DATA LINES ▸
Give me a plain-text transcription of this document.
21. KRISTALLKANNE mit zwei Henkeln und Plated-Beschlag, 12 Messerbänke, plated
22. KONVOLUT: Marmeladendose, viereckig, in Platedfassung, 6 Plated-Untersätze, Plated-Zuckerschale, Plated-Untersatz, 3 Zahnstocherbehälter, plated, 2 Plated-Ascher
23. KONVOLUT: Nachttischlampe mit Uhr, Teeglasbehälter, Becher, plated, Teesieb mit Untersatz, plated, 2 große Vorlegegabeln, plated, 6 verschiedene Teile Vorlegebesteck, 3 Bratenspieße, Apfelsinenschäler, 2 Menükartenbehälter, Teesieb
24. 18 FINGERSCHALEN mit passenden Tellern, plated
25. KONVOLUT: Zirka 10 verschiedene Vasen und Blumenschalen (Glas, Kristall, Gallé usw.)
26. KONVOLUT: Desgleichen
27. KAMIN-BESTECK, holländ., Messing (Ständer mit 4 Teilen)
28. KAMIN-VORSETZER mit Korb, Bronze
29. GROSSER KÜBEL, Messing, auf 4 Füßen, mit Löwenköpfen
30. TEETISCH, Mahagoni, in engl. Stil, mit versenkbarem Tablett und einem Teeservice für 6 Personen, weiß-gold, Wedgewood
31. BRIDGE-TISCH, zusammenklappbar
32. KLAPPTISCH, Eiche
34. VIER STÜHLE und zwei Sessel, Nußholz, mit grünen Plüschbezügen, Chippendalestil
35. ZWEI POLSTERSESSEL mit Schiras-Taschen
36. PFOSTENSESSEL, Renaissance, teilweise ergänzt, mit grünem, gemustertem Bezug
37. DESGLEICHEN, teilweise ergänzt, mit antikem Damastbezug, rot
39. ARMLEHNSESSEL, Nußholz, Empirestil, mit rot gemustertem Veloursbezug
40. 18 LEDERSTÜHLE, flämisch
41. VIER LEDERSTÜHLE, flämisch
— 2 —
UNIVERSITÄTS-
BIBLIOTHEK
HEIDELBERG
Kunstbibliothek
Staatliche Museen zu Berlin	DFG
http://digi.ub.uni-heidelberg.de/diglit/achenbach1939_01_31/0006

PROBLEM STATEMENT ▸ Identify and list each line with the word "teilweise".

RESULT BELOW ▸
36. PFOSTENSESSEL, Renaissance, teilweise ergänzt, mit grünem, gemustertem Bezug
37. DESGLEICHEN, teilweise ergänzt, mit antikem Damastbezug, rot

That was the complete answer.